Data entries for graphics:
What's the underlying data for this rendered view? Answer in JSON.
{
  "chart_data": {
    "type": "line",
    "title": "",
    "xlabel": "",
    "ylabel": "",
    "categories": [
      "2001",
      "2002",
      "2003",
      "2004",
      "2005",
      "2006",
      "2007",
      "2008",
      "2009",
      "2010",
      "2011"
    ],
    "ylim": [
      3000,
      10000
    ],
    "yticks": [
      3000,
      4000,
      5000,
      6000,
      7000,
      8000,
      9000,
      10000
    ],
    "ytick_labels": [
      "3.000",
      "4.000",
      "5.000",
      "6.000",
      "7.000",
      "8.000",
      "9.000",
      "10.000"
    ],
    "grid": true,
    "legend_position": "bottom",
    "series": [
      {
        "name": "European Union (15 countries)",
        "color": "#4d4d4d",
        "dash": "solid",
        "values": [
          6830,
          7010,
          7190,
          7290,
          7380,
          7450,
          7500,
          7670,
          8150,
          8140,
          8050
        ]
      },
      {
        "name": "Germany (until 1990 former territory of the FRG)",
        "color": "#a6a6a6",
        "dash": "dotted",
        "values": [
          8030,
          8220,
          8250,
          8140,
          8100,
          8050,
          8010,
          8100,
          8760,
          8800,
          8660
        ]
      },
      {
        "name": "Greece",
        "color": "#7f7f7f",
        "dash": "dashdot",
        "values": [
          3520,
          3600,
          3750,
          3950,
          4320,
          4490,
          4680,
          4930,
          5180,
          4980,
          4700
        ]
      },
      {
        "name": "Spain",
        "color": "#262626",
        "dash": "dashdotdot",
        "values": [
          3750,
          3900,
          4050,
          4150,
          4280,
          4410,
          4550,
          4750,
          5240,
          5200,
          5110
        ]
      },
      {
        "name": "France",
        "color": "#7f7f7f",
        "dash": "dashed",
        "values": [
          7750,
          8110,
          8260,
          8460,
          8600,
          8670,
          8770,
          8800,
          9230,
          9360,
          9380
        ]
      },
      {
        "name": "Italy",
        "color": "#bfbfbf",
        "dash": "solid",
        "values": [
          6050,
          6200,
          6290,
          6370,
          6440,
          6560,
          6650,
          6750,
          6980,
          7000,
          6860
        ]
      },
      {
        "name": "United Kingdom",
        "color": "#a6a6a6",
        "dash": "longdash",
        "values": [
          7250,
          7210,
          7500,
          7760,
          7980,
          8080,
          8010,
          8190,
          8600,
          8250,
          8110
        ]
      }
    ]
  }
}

Brief: From the data, list each line in which the string "name" appears.

Written answer:
        "name": "European Union (15 countries)",
        "name": "Germany (until 1990 former territory of the FRG)",
        "name": "Greece",
        "name": "Spain",
        "name": "France",
        "name": "Italy",
        "name": "United Kingdom",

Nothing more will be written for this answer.